From the entries below, extract every line that includes the word "frac".

+++++

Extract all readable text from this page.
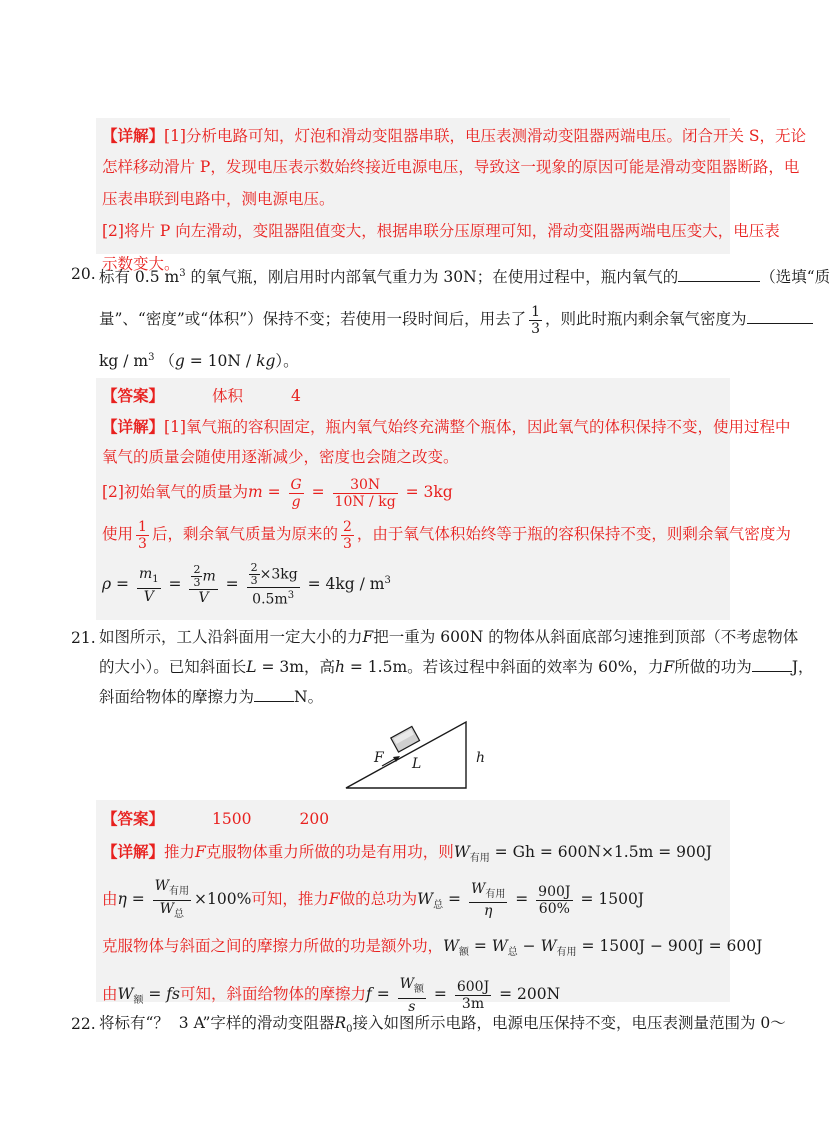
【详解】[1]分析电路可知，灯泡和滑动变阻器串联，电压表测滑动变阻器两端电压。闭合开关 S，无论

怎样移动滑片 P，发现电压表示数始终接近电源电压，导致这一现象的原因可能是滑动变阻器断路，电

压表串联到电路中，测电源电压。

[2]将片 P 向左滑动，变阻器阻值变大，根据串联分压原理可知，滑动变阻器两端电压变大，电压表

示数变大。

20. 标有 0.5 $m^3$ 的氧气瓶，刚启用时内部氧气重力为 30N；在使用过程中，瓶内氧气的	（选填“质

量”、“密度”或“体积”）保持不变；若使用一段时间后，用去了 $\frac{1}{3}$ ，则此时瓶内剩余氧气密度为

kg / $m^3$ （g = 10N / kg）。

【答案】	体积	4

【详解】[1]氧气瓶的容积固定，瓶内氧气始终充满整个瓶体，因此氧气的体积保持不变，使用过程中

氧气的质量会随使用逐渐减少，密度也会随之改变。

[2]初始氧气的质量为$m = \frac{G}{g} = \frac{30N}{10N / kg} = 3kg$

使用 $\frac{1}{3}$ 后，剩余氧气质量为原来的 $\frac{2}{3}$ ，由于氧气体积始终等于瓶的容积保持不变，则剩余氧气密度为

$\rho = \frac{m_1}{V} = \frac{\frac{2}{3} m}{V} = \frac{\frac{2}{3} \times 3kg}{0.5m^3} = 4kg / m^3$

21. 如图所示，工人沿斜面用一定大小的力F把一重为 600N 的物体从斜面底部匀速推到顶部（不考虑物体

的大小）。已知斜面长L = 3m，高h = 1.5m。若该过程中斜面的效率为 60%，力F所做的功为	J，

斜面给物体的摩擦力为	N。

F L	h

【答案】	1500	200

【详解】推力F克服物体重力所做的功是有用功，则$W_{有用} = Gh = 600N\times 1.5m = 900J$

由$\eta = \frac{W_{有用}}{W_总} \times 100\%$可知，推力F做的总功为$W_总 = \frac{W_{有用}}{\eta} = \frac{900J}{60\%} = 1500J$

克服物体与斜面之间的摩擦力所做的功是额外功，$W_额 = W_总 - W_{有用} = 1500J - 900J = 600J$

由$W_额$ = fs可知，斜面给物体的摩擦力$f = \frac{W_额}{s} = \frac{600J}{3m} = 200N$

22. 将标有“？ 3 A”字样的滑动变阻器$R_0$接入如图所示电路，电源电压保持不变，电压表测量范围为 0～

+++++

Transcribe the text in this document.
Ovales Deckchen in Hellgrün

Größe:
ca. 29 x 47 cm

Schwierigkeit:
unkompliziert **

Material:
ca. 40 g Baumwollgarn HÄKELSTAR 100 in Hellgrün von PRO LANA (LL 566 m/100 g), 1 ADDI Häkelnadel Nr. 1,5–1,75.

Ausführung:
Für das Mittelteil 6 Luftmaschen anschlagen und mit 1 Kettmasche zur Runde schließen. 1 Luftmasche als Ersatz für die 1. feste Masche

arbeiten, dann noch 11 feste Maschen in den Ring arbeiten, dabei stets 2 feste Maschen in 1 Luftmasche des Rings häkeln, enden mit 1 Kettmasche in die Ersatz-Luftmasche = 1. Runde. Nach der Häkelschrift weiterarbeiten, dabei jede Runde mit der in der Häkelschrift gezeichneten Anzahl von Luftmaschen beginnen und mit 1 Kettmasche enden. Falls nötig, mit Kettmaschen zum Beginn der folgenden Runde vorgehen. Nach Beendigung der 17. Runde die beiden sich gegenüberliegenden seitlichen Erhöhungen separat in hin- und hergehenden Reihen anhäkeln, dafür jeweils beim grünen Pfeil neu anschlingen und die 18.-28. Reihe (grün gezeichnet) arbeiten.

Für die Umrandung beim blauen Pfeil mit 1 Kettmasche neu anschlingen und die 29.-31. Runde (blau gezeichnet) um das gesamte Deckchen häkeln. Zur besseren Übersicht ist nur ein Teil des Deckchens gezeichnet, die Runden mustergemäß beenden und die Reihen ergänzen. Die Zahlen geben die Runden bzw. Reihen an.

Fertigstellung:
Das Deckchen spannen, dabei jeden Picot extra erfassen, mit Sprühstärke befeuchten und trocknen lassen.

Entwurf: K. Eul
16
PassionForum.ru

+++++

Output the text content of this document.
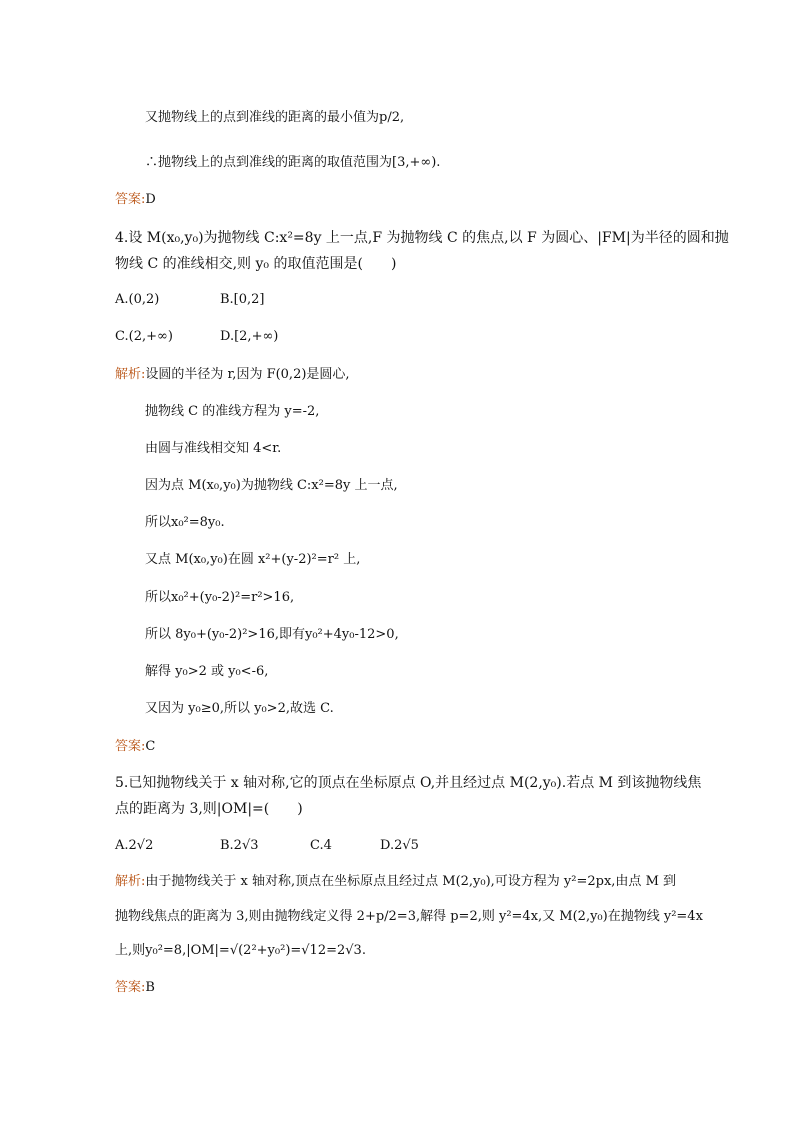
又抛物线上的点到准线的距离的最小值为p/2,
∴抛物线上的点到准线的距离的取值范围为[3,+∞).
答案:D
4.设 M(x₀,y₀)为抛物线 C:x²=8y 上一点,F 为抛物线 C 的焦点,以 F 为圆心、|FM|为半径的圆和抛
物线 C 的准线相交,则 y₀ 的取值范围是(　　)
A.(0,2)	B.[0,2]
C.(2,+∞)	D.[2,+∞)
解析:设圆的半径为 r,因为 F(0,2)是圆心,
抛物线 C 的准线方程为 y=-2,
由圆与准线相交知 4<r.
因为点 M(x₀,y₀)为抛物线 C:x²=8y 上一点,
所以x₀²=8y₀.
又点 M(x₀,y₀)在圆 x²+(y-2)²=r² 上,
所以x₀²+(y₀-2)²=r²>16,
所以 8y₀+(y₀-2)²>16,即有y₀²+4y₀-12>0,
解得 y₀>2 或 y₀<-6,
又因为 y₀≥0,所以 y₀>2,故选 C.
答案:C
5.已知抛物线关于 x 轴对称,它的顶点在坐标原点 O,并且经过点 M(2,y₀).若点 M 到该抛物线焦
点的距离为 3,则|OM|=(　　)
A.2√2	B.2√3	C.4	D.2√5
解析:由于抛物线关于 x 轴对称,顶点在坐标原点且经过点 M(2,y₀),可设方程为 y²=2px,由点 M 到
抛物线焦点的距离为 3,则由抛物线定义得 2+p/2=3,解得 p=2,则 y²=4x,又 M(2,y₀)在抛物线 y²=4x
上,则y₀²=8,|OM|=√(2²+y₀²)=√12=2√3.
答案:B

+++++

◆ **CORRECT RESULT**:
量”、“密度”或“体积”）保持不变；若使用一段时间后，用去了 $\frac{1}{3}$ ，则此时瓶内剩余氧气密度为
[2]初始氧气的质量为$m = \frac{G}{g} = \frac{30N}{10N / kg} = 3kg$
使用 $\frac{1}{3}$ 后，剩余氧气质量为原来的 $\frac{2}{3}$ ，由于氧气体积始终等于瓶的容积保持不变，则剩余氧气密度为
$\rho = \frac{m_1}{V} = \frac{\frac{2}{3} m}{V} = \frac{\frac{2}{3} \times 3kg}{0.5m^3} = 4kg / m^3$
由$\eta = \frac{W_{有用}}{W_总} \times 100\%$可知，推力F做的总功为$W_总 = \frac{W_{有用}}{\eta} = \frac{900J}{60\%} = 1500J$
由$W_额$ = fs可知，斜面给物体的摩擦力$f = \frac{W_额}{s} = \frac{600J}{3m} = 200N$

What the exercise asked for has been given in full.